[Work to complete]:
Carry none of the pictures over; write out the complete data exactly.

(Stored data)
===

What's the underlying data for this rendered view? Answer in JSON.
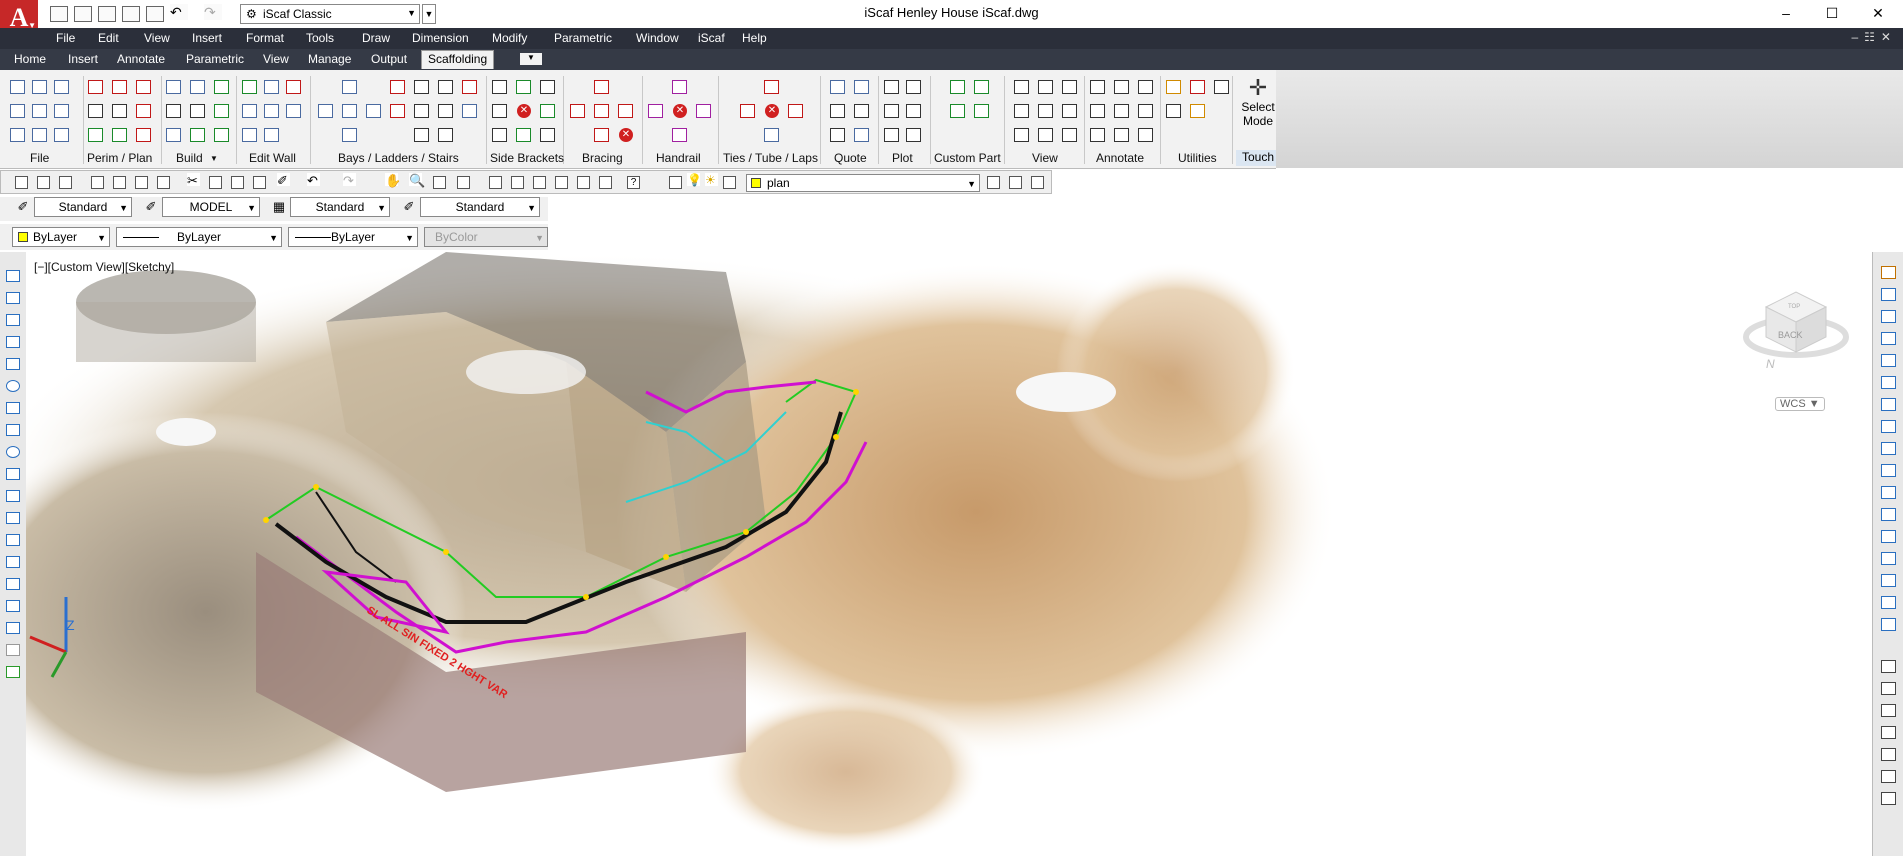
{
  "app": {
    "title": "iScaf      Henley House iScaf.dwg",
    "app_letter": "A",
    "workspace": "iScaf Classic"
  },
  "menu": [
    "File",
    "Edit",
    "View",
    "Insert",
    "Format",
    "Tools",
    "Draw",
    "Dimension",
    "Modify",
    "Parametric",
    "Window",
    "iScaf",
    "Help"
  ],
  "ribbon_tabs": [
    "Home",
    "Insert",
    "Annotate",
    "Parametric",
    "View",
    "Manage",
    "Output",
    "Scaffolding"
  ],
  "active_tab": "Scaffolding",
  "ribbon_groups": [
    "File",
    "Perim / Plan",
    "Build",
    "Edit Wall",
    "Bays / Ladders / Stairs",
    "Side Brackets",
    "Bracing",
    "Handrail",
    "Ties / Tube / Laps",
    "Quote",
    "Plot",
    "Custom Part",
    "View",
    "Annotate",
    "Utilities"
  ],
  "select_mode": {
    "line1": "Select",
    "line2": "Mode",
    "touch": "Touch"
  },
  "toolbar": {
    "layer": "plan",
    "text_style": "Standard",
    "model": "MODEL",
    "dim_style": "Standard",
    "table_style": "Standard",
    "color": "ByLayer",
    "linetype": "ByLayer",
    "lineweight": "ByLayer",
    "plotstyle": "ByColor"
  },
  "viewport": {
    "label": "[−][Custom View][Sketchy]",
    "scaffold_text": "SL ALL SIN FIXED 2 HGHT VAR",
    "viewcube": {
      "face": "BACK",
      "top": "TOP",
      "north": "N",
      "wcs": "WCS"
    },
    "ucs": {
      "axis": "Z"
    }
  }
}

===

[Final result]:
What's the underlying data for this rendered view? Answer in JSON.
{
  "app": {
    "title": "iScaf      Henley House iScaf.dwg",
    "app_letter": "A",
    "workspace": "iScaf Classic"
  },
  "menu": [
    "File",
    "Edit",
    "View",
    "Insert",
    "Format",
    "Tools",
    "Draw",
    "Dimension",
    "Modify",
    "Parametric",
    "Window",
    "iScaf",
    "Help"
  ],
  "ribbon_tabs": [
    "Home",
    "Insert",
    "Annotate",
    "Parametric",
    "View",
    "Manage",
    "Output",
    "Scaffolding"
  ],
  "active_tab": "Scaffolding",
  "ribbon_groups": [
    "File",
    "Perim / Plan",
    "Build",
    "Edit Wall",
    "Bays / Ladders / Stairs",
    "Side Brackets",
    "Bracing",
    "Handrail",
    "Ties / Tube / Laps",
    "Quote",
    "Plot",
    "Custom Part",
    "View",
    "Annotate",
    "Utilities"
  ],
  "select_mode": {
    "line1": "Select",
    "line2": "Mode",
    "touch": "Touch"
  },
  "toolbar": {
    "layer": "plan",
    "text_style": "Standard",
    "model": "MODEL",
    "dim_style": "Standard",
    "table_style": "Standard",
    "color": "ByLayer",
    "linetype": "ByLayer",
    "lineweight": "ByLayer",
    "plotstyle": "ByColor"
  },
  "viewport": {
    "label": "[−][Custom View][Sketchy]",
    "scaffold_text": "SL ALL SIN FIXED 2 HGHT VAR",
    "viewcube": {
      "face": "BACK",
      "top": "TOP",
      "north": "N",
      "wcs": "WCS"
    },
    "ucs": {
      "axis": "Z"
    }
  }
}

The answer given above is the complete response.